Rewrite the listing from its first line up to and including the line with "leader-dot [117,215,123,221]" as a Markdown table with the columns Row and Entry, leaving out blank lines.

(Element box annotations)
######

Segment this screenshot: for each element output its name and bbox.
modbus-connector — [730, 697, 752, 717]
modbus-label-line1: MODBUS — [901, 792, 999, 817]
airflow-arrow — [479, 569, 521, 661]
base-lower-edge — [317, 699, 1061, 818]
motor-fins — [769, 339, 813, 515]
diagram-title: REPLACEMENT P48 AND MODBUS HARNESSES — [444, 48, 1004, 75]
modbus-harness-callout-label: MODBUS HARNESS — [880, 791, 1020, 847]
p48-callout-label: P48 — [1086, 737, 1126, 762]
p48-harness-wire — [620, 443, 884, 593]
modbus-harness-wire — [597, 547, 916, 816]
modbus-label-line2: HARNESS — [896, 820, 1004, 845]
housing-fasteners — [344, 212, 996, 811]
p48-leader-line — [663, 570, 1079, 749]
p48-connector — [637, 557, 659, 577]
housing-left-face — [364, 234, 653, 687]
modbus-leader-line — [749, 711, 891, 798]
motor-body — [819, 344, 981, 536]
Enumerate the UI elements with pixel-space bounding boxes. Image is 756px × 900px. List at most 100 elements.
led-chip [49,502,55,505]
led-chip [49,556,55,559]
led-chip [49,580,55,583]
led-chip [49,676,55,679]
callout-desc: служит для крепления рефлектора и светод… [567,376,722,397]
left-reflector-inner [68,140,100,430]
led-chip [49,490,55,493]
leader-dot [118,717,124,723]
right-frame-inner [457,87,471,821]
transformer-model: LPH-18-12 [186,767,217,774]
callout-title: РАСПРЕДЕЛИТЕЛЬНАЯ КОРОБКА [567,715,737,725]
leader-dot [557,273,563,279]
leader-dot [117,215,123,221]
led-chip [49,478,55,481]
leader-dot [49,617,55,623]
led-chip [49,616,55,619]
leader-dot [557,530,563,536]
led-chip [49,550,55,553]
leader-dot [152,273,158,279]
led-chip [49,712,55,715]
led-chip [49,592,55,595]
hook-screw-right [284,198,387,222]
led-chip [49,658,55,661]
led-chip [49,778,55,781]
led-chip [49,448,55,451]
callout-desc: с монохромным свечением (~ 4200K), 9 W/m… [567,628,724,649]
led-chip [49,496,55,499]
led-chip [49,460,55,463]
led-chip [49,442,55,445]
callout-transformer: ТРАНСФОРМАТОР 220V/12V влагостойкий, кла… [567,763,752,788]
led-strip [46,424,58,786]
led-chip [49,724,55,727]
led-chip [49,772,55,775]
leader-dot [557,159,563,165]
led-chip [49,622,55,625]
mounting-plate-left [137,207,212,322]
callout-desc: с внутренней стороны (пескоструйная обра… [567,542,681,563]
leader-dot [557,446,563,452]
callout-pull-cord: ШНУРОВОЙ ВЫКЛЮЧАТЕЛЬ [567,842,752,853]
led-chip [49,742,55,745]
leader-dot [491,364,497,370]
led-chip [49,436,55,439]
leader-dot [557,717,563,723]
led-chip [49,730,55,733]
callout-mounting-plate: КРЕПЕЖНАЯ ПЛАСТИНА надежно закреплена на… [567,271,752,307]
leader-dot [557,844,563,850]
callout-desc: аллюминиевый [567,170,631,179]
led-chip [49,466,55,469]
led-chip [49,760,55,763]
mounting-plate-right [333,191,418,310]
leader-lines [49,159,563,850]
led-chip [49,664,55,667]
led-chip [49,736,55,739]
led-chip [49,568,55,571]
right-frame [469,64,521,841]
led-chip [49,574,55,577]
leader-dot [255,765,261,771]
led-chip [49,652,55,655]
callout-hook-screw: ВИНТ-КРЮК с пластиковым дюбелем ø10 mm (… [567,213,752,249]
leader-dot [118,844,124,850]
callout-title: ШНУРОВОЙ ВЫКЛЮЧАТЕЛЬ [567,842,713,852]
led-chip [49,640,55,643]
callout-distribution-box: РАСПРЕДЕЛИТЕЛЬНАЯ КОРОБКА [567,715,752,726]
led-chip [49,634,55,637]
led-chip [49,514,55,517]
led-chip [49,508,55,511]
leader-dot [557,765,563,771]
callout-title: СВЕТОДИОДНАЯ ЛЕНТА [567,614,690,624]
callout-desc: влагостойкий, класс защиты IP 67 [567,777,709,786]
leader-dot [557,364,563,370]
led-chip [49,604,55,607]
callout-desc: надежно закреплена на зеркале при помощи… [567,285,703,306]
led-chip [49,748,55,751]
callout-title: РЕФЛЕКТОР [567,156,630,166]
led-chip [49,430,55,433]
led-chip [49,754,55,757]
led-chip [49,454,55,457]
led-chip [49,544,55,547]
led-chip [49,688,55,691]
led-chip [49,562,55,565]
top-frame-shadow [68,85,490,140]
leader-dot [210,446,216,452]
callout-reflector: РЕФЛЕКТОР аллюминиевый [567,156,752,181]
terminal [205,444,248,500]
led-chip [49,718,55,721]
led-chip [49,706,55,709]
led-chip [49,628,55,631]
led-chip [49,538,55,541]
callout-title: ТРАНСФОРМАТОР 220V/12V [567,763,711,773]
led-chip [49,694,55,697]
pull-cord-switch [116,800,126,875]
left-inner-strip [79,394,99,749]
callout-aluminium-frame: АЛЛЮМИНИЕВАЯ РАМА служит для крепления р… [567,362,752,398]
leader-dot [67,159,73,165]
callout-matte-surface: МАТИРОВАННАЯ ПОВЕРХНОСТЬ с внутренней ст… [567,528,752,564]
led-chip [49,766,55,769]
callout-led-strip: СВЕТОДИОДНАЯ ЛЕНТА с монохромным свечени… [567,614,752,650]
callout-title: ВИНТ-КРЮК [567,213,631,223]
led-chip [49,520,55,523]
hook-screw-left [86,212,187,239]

######

=== Task answer ===
| Row | Entry |
|---|---|
| 1 | Segment this screenshot: for each element output its name and bbox. |
| 2 | modbus-connector — [730, 697, 752, 717] |
| 3 | modbus-label-line1: MODBUS — [901, 792, 999, 817] |
| 4 | airflow-arrow — [479, 569, 521, 661] |
| 5 | base-lower-edge — [317, 699, 1061, 818] |
| 6 | motor-fins — [769, 339, 813, 515] |
| 7 | diagram-title: REPLACEMENT P48 AND MODBUS HARNESSES — [444, 48, 1004, 75] |
| 8 | modbus-harness-callout-label: MODBUS HARNESS — [880, 791, 1020, 847] |
| 9 | p48-callout-label: P48 — [1086, 737, 1126, 762] |
| 10 | p48-harness-wire — [620, 443, 884, 593] |
| 11 | modbus-harness-wire — [597, 547, 916, 816] |
| 12 | modbus-label-line2: HARNESS — [896, 820, 1004, 845] |
| 13 | housing-fasteners — [344, 212, 996, 811] |
| 14 | p48-leader-line — [663, 570, 1079, 749] |
| 15 | p48-connector — [637, 557, 659, 577] |
| 16 | housing-left-face — [364, 234, 653, 687] |
| 17 | modbus-leader-line — [749, 711, 891, 798] |
| 18 | motor-body — [819, 344, 981, 536] |
| 19 | Enumerate the UI elements with pixel-space bounding boxes. Image is 756px × 900px. List at most 100 elements. |
| 20 | led-chip [49,502,55,505] |
| 21 | led-chip [49,556,55,559] |
| 22 | led-chip [49,580,55,583] |
| 23 | led-chip [49,676,55,679] |
| 24 | callout-desc: служит для крепления рефлектора и светод… [567,376,722,397] |
| 25 | left-reflector-inner [68,140,100,430] |
| 26 | led-chip [49,490,55,493] |
| 27 | leader-dot [118,717,124,723] |
| 28 | right-frame-inner [457,87,471,821] |
| 29 | transformer-model: LPH-18-12 [186,767,217,774] |
| 30 | callout-title: РАСПРЕДЕЛИТЕЛЬНАЯ КОРОБКА [567,715,737,725] |
| 31 | leader-dot [557,273,563,279] |
| 32 | leader-dot [117,215,123,221] |